Task goal –
Reproduce, without any change, the rows from the one containing "For every button, label, input, icon, or" through the one containing "table-row — [1, 407, 960, 469]", both included.

Dataset entries –
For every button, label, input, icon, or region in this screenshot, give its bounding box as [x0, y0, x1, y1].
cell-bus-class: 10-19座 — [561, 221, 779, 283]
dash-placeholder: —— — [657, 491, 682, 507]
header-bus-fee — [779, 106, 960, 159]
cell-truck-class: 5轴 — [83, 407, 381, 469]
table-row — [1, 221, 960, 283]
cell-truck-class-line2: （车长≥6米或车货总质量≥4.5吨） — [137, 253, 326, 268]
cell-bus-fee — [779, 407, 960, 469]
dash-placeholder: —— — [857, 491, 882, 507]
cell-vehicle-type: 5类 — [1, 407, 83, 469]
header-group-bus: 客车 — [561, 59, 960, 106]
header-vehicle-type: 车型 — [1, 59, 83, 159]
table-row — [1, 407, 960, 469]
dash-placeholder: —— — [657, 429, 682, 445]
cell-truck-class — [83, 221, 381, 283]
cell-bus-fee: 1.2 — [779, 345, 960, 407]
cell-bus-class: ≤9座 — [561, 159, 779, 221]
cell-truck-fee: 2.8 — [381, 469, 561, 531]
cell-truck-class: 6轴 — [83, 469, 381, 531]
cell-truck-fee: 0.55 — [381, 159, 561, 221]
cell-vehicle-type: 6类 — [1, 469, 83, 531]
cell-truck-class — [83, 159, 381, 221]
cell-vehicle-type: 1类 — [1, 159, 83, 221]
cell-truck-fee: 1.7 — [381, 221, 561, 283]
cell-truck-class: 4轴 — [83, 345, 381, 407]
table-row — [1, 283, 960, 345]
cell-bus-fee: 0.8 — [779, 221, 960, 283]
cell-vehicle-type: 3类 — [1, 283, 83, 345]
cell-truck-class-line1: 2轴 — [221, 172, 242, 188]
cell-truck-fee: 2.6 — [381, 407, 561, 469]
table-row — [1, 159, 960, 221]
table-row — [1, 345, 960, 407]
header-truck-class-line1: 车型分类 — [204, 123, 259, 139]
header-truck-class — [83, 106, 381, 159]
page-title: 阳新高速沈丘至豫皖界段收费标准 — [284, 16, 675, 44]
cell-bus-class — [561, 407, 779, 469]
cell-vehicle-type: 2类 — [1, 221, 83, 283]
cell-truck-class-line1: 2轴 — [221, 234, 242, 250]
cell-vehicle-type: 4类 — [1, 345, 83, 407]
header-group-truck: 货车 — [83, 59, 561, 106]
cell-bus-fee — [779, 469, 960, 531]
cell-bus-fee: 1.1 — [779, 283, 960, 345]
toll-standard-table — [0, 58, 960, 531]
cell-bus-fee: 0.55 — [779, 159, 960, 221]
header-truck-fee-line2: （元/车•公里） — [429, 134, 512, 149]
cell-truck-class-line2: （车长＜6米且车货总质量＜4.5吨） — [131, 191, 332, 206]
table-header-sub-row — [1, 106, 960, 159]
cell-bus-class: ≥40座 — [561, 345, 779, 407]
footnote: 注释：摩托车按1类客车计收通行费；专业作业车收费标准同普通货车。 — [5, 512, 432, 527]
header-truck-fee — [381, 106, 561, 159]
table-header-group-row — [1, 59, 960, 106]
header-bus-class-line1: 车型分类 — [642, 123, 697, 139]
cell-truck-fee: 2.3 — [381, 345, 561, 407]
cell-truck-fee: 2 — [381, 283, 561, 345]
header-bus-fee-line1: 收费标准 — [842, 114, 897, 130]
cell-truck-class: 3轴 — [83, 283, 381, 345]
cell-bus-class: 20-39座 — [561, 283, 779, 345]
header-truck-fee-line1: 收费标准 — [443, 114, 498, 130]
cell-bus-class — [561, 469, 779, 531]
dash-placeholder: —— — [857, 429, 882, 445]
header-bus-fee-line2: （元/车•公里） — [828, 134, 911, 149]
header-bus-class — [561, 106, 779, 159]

---

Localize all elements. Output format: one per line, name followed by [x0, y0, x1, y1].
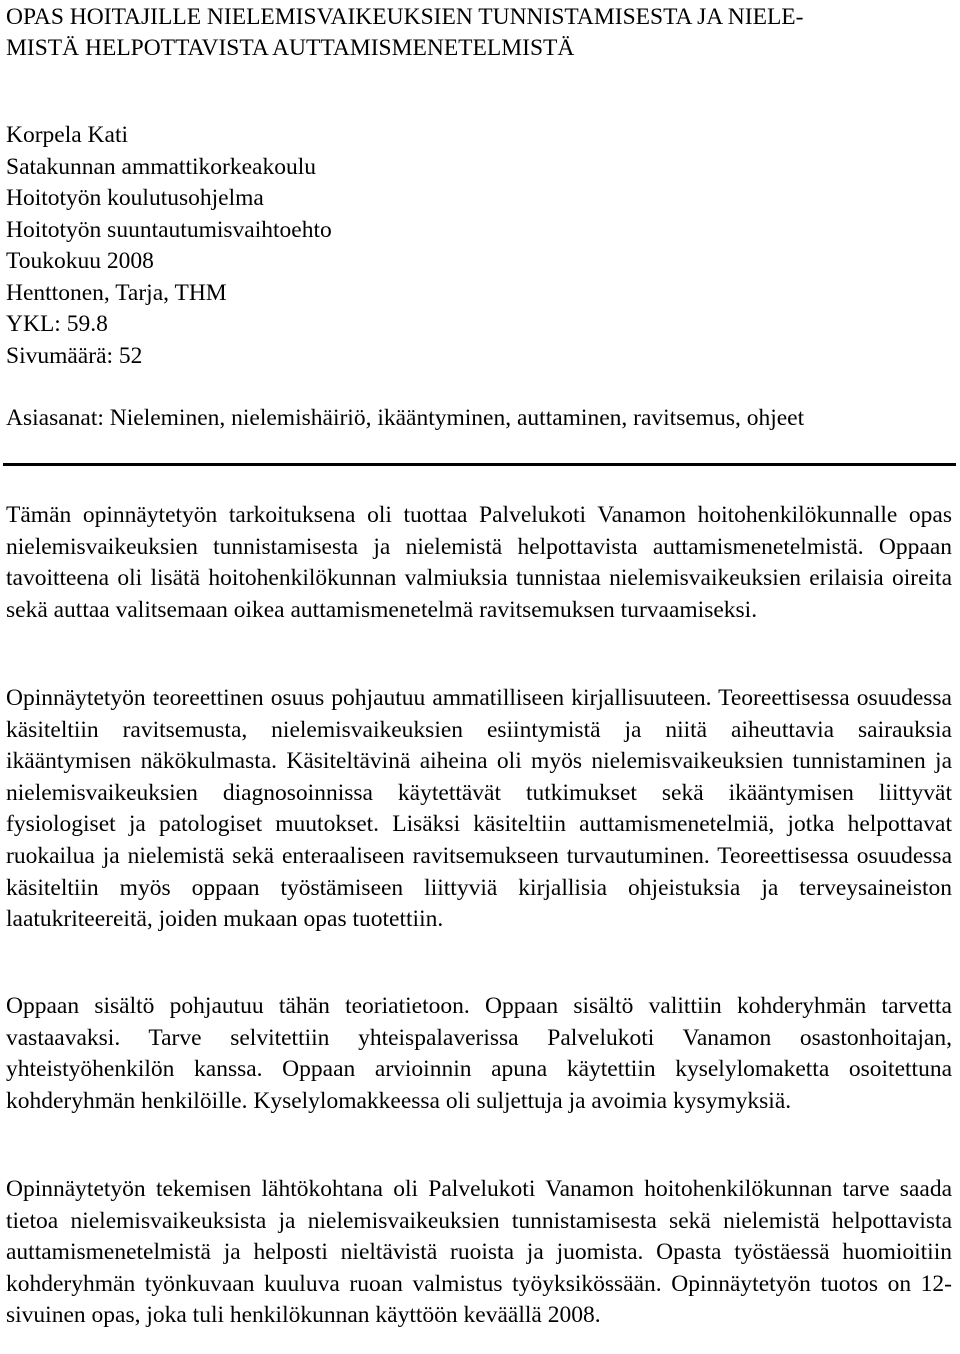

Answer below –
For every button, label, input, icon, or region in this screenshot, give its bounding box as [x0, y0, x1, y1].
cell-bus-class: 10-19座 — [561, 221, 779, 283]
dash-placeholder: —— — [657, 491, 682, 507]
header-bus-fee — [779, 106, 960, 159]
cell-truck-class: 5轴 — [83, 407, 381, 469]
table-row — [1, 221, 960, 283]
cell-truck-class-line2: （车长≥6米或车货总质量≥4.5吨） — [137, 253, 326, 268]
cell-bus-fee — [779, 407, 960, 469]
dash-placeholder: —— — [857, 491, 882, 507]
cell-vehicle-type: 5类 — [1, 407, 83, 469]
header-group-bus: 客车 — [561, 59, 960, 106]
header-vehicle-type: 车型 — [1, 59, 83, 159]
table-row — [1, 407, 960, 469]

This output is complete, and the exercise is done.